● **Exercise directions**
Transcribe every line of the records verbatim.

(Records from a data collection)

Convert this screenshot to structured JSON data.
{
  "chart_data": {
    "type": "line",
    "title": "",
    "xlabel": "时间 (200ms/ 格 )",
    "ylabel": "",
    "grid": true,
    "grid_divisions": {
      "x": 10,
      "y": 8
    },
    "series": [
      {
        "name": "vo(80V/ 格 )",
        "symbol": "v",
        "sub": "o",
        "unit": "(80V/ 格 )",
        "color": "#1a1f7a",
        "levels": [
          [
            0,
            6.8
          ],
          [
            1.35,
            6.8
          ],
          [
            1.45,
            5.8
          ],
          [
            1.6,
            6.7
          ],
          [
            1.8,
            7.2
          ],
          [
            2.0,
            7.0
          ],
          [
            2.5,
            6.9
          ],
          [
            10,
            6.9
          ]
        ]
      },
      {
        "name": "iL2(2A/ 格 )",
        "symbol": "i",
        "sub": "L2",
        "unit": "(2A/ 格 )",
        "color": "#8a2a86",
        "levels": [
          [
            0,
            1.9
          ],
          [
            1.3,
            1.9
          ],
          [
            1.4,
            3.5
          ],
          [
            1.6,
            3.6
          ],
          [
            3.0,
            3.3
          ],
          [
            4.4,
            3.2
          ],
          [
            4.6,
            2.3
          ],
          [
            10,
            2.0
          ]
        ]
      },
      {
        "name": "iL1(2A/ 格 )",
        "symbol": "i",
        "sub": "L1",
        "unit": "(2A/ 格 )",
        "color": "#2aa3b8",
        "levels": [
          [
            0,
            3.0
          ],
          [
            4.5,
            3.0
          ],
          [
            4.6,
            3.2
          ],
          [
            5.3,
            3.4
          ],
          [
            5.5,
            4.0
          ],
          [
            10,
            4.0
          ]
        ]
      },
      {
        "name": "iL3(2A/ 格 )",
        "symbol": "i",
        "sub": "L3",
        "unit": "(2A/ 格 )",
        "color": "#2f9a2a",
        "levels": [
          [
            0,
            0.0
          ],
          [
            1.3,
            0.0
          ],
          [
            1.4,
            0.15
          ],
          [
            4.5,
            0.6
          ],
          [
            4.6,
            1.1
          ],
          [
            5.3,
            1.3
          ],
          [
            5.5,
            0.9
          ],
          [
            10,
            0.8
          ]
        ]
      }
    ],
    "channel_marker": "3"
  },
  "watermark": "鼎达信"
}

● **Result of this task**
Convert this screenshot to structured JSON data.
{
  "chart_data": {
    "type": "line",
    "title": "",
    "xlabel": "时间 (200ms/ 格 )",
    "ylabel": "",
    "grid": true,
    "grid_divisions": {
      "x": 10,
      "y": 8
    },
    "series": [
      {
        "name": "vo(80V/ 格 )",
        "symbol": "v",
        "sub": "o",
        "unit": "(80V/ 格 )",
        "color": "#1a1f7a",
        "levels": [
          [
            0,
            6.8
          ],
          [
            1.35,
            6.8
          ],
          [
            1.45,
            5.8
          ],
          [
            1.6,
            6.7
          ],
          [
            1.8,
            7.2
          ],
          [
            2.0,
            7.0
          ],
          [
            2.5,
            6.9
          ],
          [
            10,
            6.9
          ]
        ]
      },
      {
        "name": "iL2(2A/ 格 )",
        "symbol": "i",
        "sub": "L2",
        "unit": "(2A/ 格 )",
        "color": "#8a2a86",
        "levels": [
          [
            0,
            1.9
          ],
          [
            1.3,
            1.9
          ],
          [
            1.4,
            3.5
          ],
          [
            1.6,
            3.6
          ],
          [
            3.0,
            3.3
          ],
          [
            4.4,
            3.2
          ],
          [
            4.6,
            2.3
          ],
          [
            10,
            2.0
          ]
        ]
      },
      {
        "name": "iL1(2A/ 格 )",
        "symbol": "i",
        "sub": "L1",
        "unit": "(2A/ 格 )",
        "color": "#2aa3b8",
        "levels": [
          [
            0,
            3.0
          ],
          [
            4.5,
            3.0
          ],
          [
            4.6,
            3.2
          ],
          [
            5.3,
            3.4
          ],
          [
            5.5,
            4.0
          ],
          [
            10,
            4.0
          ]
        ]
      },
      {
        "name": "iL3(2A/ 格 )",
        "symbol": "i",
        "sub": "L3",
        "unit": "(2A/ 格 )",
        "color": "#2f9a2a",
        "levels": [
          [
            0,
            0.0
          ],
          [
            1.3,
            0.0
          ],
          [
            1.4,
            0.15
          ],
          [
            4.5,
            0.6
          ],
          [
            4.6,
            1.1
          ],
          [
            5.3,
            1.3
          ],
          [
            5.5,
            0.9
          ],
          [
            10,
            0.8
          ]
        ]
      }
    ],
    "channel_marker": "3"
  },
  "watermark": "鼎达信"
}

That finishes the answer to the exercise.